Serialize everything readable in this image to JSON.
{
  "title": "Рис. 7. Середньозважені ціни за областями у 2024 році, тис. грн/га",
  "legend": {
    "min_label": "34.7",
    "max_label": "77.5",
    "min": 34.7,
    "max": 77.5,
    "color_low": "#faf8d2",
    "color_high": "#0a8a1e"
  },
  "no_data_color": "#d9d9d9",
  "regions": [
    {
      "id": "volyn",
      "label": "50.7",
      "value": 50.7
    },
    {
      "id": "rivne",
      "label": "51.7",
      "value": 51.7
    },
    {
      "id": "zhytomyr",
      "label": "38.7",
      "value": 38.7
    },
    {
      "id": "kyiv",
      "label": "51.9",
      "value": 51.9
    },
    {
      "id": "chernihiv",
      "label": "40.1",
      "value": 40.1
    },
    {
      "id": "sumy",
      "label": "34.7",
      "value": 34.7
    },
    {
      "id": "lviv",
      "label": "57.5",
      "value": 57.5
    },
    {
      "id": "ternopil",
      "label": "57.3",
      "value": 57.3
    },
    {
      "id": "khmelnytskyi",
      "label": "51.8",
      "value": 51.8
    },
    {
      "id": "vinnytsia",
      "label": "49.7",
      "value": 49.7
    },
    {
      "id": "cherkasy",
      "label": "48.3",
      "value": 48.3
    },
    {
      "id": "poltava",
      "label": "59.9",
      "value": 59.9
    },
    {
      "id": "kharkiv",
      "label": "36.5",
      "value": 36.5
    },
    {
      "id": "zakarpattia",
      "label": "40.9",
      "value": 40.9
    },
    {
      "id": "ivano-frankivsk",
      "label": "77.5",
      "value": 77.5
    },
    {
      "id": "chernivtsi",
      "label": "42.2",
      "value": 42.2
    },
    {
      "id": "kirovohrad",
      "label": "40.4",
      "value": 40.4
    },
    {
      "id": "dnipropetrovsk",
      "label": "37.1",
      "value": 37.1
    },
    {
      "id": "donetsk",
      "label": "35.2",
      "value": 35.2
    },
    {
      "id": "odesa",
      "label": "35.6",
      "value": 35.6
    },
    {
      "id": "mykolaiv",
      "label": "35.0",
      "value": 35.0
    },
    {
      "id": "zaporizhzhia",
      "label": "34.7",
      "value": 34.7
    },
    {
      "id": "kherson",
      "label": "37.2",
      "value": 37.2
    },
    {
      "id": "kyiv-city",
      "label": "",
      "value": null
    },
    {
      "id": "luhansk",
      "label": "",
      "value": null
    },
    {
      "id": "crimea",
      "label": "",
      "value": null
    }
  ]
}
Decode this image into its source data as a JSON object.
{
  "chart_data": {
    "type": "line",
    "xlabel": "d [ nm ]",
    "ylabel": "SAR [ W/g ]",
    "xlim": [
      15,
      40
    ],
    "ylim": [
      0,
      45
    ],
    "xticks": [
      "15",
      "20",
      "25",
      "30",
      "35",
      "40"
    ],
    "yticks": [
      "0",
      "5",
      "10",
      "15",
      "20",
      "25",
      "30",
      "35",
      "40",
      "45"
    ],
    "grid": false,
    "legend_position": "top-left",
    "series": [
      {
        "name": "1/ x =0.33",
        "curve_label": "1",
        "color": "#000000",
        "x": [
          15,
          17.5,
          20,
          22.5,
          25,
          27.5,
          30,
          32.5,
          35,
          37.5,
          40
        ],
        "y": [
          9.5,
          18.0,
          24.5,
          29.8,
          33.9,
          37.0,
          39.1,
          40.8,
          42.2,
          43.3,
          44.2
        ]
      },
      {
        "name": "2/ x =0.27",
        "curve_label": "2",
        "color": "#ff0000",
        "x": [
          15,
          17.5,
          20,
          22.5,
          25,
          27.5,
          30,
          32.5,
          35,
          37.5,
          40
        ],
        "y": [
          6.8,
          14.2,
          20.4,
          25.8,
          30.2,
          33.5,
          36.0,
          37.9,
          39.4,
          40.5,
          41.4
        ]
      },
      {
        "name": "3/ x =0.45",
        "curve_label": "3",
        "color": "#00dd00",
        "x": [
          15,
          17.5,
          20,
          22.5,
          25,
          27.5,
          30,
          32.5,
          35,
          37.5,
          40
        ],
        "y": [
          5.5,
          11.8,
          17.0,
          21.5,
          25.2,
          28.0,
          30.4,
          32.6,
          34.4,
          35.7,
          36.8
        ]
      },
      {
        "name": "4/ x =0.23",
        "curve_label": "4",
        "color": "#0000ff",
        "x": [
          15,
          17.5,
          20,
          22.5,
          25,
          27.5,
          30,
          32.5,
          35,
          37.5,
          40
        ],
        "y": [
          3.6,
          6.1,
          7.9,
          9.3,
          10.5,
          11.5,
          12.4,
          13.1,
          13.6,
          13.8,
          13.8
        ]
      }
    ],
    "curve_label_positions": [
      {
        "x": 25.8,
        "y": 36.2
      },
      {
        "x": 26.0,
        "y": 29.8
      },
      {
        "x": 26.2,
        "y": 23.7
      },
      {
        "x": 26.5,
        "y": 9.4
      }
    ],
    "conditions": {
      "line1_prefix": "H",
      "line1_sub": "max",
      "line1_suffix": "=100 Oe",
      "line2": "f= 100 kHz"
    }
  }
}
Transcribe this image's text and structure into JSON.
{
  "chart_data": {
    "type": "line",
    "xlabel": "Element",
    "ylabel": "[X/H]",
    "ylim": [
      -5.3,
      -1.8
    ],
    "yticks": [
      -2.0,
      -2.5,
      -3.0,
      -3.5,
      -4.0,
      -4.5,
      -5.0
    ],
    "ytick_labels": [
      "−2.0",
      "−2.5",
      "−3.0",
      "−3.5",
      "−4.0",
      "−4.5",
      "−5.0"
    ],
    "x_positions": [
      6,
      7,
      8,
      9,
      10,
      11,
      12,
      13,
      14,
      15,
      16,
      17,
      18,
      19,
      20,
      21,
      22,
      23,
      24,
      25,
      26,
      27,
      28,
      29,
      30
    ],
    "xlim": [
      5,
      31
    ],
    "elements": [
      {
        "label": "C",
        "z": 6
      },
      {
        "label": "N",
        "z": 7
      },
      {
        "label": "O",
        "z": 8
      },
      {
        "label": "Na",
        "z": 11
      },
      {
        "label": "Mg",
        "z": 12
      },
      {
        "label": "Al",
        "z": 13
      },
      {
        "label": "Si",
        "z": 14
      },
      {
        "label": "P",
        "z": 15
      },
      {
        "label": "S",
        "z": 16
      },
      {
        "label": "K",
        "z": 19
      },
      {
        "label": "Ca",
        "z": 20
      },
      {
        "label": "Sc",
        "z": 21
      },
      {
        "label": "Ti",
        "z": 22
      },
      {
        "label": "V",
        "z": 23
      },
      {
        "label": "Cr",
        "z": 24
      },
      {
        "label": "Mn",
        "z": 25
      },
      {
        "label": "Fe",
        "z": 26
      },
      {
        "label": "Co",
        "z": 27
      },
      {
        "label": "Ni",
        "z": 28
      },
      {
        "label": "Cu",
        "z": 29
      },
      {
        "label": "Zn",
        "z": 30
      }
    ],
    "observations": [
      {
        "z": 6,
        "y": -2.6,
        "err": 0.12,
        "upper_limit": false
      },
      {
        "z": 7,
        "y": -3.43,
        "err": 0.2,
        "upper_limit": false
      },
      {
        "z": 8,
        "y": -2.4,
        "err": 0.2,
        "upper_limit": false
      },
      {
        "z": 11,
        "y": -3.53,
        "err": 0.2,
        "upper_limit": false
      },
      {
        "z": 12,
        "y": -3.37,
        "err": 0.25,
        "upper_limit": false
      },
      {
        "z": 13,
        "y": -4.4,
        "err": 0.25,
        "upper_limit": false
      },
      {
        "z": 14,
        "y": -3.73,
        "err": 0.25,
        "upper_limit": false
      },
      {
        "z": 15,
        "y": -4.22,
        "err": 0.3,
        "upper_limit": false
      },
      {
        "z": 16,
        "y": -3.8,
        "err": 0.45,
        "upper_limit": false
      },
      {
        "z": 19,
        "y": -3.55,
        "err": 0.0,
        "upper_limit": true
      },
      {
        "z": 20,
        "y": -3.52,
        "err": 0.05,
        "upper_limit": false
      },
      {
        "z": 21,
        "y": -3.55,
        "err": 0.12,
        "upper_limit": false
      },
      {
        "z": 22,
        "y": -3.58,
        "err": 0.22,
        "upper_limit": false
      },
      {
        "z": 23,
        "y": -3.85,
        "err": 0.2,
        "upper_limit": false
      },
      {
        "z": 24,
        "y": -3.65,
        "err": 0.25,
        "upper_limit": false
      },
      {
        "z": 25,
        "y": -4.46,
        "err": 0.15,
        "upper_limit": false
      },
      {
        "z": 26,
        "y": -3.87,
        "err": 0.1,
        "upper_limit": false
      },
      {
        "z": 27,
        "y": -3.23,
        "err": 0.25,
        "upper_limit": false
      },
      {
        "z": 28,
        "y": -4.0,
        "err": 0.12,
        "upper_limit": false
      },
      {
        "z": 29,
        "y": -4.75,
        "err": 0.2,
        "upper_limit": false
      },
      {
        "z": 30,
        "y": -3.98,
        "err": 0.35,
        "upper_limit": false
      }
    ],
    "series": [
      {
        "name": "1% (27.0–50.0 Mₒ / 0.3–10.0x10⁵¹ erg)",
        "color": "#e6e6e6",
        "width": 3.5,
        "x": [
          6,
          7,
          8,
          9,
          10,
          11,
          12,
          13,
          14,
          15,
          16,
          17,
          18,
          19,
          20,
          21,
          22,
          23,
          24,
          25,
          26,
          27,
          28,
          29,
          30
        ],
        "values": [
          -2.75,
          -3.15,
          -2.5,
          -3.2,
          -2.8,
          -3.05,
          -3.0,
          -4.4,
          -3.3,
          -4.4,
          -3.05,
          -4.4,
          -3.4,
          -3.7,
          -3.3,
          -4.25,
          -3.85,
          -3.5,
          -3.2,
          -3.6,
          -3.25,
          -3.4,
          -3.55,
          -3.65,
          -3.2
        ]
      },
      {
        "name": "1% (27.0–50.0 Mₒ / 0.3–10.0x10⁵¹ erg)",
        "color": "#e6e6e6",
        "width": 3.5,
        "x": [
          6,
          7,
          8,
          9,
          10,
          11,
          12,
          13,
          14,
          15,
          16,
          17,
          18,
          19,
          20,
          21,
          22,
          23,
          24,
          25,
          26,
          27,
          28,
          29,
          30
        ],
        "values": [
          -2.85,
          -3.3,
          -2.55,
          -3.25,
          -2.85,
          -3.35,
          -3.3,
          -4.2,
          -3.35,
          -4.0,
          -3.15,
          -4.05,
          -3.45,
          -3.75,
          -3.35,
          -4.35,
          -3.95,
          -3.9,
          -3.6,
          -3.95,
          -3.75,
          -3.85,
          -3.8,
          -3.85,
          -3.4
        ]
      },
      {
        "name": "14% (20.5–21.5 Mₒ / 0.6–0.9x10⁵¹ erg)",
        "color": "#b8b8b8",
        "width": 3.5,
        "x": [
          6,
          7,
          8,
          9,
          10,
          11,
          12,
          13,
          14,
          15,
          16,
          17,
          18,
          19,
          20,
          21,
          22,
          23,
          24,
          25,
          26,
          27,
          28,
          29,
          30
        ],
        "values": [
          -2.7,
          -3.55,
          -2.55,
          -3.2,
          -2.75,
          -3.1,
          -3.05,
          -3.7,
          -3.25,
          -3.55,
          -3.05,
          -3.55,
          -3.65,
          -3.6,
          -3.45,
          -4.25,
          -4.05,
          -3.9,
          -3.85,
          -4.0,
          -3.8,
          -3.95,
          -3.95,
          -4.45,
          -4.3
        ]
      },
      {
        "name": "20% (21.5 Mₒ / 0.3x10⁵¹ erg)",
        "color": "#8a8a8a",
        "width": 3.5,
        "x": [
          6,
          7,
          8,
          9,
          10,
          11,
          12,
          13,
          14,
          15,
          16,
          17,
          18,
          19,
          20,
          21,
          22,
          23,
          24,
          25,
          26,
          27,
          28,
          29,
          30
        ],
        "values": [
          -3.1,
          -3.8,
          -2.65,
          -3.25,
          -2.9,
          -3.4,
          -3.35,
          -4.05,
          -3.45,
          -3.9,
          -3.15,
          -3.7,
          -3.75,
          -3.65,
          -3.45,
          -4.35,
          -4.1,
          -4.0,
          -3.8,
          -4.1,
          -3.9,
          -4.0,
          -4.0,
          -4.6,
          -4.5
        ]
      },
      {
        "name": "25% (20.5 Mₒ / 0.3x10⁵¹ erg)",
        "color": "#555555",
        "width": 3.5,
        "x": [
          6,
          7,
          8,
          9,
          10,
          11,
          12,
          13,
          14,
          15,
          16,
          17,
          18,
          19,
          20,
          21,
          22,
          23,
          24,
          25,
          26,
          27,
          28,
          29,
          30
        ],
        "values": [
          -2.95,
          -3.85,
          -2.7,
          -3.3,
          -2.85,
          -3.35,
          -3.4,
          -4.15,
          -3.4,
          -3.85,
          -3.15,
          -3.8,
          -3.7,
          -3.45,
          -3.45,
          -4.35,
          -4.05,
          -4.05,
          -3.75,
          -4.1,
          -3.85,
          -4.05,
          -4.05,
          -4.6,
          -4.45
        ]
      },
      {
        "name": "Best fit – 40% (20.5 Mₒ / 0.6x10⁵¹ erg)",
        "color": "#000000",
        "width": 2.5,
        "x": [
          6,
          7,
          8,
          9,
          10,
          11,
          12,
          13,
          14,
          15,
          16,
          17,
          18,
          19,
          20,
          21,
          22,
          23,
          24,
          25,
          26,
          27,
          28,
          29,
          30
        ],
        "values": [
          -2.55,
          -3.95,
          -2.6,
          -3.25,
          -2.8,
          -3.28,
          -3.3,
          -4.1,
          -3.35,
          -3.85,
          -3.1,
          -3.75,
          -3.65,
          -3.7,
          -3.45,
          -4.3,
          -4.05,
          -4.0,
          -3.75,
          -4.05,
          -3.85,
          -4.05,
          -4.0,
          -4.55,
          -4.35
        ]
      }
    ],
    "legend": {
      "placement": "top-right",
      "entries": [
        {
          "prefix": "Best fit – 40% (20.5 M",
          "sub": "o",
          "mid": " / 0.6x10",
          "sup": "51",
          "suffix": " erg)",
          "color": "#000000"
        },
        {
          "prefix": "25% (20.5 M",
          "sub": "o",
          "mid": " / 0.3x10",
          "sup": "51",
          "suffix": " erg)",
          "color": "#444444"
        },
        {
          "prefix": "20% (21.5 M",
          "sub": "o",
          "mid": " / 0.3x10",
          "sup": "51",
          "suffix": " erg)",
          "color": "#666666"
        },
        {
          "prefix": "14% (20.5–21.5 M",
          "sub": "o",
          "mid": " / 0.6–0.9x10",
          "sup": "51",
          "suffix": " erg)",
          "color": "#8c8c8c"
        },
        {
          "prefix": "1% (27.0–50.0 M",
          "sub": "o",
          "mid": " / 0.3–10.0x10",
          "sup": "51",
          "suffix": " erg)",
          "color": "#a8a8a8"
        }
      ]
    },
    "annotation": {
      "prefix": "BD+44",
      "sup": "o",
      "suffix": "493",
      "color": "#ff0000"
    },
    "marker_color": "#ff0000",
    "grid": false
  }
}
::::::::
What this task involves: Say the number of lines in the listing that hold "name", with no added words.

The response: 10